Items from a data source
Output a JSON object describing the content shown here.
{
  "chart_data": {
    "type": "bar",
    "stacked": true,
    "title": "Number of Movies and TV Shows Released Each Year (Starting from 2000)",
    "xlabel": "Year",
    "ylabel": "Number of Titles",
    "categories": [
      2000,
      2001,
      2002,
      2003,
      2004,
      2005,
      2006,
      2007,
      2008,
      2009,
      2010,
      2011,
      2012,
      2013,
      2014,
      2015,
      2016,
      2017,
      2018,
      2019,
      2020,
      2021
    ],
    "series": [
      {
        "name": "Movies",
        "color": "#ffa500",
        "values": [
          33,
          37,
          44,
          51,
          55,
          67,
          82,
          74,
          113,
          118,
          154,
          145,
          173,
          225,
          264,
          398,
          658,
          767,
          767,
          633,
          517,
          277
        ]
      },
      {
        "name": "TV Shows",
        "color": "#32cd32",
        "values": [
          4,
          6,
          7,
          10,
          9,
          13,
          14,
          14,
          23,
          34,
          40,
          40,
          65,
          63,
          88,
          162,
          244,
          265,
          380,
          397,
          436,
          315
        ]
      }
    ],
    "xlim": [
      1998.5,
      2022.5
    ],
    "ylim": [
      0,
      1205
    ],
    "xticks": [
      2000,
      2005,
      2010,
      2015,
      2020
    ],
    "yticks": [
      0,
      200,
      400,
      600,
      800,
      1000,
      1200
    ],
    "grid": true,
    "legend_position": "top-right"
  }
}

== REQUIREMENT ==
Look through the entries and find each line that has the string "Year". Copy those lines.

== FINISHED TASK ==
    "title": "Number of Movies and TV Shows Released Each Year (Starting from 2000)",
    "xlabel": "Year",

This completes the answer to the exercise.